EXERCISE BRIEF:
What follows is a set of records, each of which is to be written out exactly.

RECORD EXTRACTS:

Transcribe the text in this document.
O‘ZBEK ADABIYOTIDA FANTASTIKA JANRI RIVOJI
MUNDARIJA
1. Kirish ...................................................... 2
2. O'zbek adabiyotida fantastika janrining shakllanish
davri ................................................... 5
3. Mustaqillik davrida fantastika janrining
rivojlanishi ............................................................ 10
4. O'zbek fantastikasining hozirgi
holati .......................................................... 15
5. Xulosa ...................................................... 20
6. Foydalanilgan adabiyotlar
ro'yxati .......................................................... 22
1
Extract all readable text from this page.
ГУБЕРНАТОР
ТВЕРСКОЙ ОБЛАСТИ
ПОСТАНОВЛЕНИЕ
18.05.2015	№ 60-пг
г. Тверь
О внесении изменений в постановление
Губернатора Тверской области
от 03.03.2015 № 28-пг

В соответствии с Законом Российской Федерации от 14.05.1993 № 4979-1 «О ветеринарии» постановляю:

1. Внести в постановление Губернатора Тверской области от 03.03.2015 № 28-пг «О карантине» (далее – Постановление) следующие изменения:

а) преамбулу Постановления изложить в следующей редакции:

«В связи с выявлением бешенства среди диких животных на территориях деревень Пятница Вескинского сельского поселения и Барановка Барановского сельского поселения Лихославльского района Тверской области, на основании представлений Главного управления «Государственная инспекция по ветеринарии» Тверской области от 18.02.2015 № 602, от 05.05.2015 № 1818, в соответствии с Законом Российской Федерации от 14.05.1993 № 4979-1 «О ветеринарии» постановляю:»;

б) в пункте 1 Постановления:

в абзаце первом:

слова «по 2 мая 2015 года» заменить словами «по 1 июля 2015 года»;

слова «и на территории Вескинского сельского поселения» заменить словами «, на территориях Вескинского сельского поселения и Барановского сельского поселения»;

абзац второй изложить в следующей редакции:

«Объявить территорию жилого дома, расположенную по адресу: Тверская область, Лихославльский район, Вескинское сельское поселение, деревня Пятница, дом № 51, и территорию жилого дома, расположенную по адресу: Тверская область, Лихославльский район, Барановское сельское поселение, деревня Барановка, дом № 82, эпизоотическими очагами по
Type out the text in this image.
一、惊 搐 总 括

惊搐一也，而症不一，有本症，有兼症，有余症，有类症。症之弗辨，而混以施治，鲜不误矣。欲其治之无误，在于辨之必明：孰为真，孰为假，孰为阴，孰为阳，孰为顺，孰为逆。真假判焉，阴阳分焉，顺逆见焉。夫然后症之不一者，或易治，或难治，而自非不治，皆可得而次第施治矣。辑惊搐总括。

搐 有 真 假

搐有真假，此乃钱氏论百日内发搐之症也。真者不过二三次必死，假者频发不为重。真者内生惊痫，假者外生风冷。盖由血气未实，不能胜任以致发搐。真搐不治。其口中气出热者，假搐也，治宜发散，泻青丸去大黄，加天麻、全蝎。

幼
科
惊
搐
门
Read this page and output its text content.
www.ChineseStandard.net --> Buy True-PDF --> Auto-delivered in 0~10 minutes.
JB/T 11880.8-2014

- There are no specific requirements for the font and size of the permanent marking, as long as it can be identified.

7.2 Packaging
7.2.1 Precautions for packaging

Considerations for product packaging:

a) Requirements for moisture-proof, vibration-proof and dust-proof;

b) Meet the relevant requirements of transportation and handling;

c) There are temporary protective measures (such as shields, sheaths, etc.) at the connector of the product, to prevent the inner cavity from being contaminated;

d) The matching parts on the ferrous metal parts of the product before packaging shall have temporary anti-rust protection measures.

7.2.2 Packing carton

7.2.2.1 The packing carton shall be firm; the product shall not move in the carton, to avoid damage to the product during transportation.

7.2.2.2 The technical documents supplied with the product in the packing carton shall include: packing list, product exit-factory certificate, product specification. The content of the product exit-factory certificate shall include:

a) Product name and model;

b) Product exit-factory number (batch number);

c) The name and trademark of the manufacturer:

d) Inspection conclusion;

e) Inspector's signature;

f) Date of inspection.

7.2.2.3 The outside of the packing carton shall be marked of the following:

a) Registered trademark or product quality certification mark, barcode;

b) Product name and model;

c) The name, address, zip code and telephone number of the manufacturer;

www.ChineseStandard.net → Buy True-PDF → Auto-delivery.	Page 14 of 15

RESPONSE TO THIS TASK:
Transcribe the text in this document.
O‘ZBEK ADABIYOTIDA FANTASTIKA JANRI RIVOJI
MUNDARIJA
1. Kirish ...................................................... 2
2. O'zbek adabiyotida fantastika janrining shakllanish
davri ................................................... 5
3. Mustaqillik davrida fantastika janrining
rivojlanishi ............................................................ 10
4. O'zbek fantastikasining hozirgi
holati .......................................................... 15
5. Xulosa ...................................................... 20
6. Foydalanilgan adabiyotlar
ro'yxati .......................................................... 22
1
Extract all readable text from this page.
ГУБЕРНАТОР
ТВЕРСКОЙ ОБЛАСТИ
ПОСТАНОВЛЕНИЕ
18.05.2015	№ 60-пг
г. Тверь
О внесении изменений в постановление
Губернатора Тверской области
от 03.03.2015 № 28-пг

В соответствии с Законом Российской Федерации от 14.05.1993 № 4979-1 «О ветеринарии» постановляю:

1. Внести в постановление Губернатора Тверской области от 03.03.2015 № 28-пг «О карантине» (далее – Постановление) следующие изменения:

а) преамбулу Постановления изложить в следующей редакции:

«В связи с выявлением бешенства среди диких животных на территориях деревень Пятница Вескинского сельского поселения и Барановка Барановского сельского поселения Лихославльского района Тверской области, на основании представлений Главного управления «Государственная инспекция по ветеринарии» Тверской области от 18.02.2015 № 602, от 05.05.2015 № 1818, в соответствии с Законом Российской Федерации от 14.05.1993 № 4979-1 «О ветеринарии» постановляю:»;

б) в пункте 1 Постановления:

в абзаце первом:

слова «по 2 мая 2015 года» заменить словами «по 1 июля 2015 года»;

слова «и на территории Вескинского сельского поселения» заменить словами «, на территориях Вескинского сельского поселения и Барановского сельского поселения»;

абзац второй изложить в следующей редакции:

«Объявить территорию жилого дома, расположенную по адресу: Тверская область, Лихославльский район, Вескинское сельское поселение, деревня Пятница, дом № 51, и территорию жилого дома, расположенную по адресу: Тверская область, Лихославльский район, Барановское сельское поселение, деревня Барановка, дом № 82, эпизоотическими очагами по
Type out the text in this image.
一、惊 搐 总 括

惊搐一也，而症不一，有本症，有兼症，有余症，有类症。症之弗辨，而混以施治，鲜不误矣。欲其治之无误，在于辨之必明：孰为真，孰为假，孰为阴，孰为阳，孰为顺，孰为逆。真假判焉，阴阳分焉，顺逆见焉。夫然后症之不一者，或易治，或难治，而自非不治，皆可得而次第施治矣。辑惊搐总括。

搐 有 真 假

搐有真假，此乃钱氏论百日内发搐之症也。真者不过二三次必死，假者频发不为重。真者内生惊痫，假者外生风冷。盖由血气未实，不能胜任以致发搐。真搐不治。其口中气出热者，假搐也，治宜发散，泻青丸去大黄，加天麻、全蝎。

幼
科
惊
搐
门
Read this page and output its text content.
www.ChineseStandard.net --> Buy True-PDF --> Auto-delivered in 0~10 minutes.
JB/T 11880.8-2014

- There are no specific requirements for the font and size of the permanent marking, as long as it can be identified.

7.2 Packaging
7.2.1 Precautions for packaging

Considerations for product packaging:

a) Requirements for moisture-proof, vibration-proof and dust-proof;

b) Meet the relevant requirements of transportation and handling;

c) There are temporary protective measures (such as shields, sheaths, etc.) at the connector of the product, to prevent the inner cavity from being contaminated;

d) The matching parts on the ferrous metal parts of the product before packaging shall have temporary anti-rust protection measures.

7.2.2 Packing carton

7.2.2.1 The packing carton shall be firm; the product shall not move in the carton, to avoid damage to the product during transportation.

7.2.2.2 The technical documents supplied with the product in the packing carton shall include: packing list, product exit-factory certificate, product specification. The content of the product exit-factory certificate shall include:

a) Product name and model;

b) Product exit-factory number (batch number);

c) The name and trademark of the manufacturer:

d) Inspection conclusion;

e) Inspector's signature;

f) Date of inspection.

7.2.2.3 The outside of the packing carton shall be marked of the following:

a) Registered trademark or product quality certification mark, barcode;

b) Product name and model;

c) The name, address, zip code and telephone number of the manufacturer;

www.ChineseStandard.net → Buy True-PDF → Auto-delivery.	Page 14 of 15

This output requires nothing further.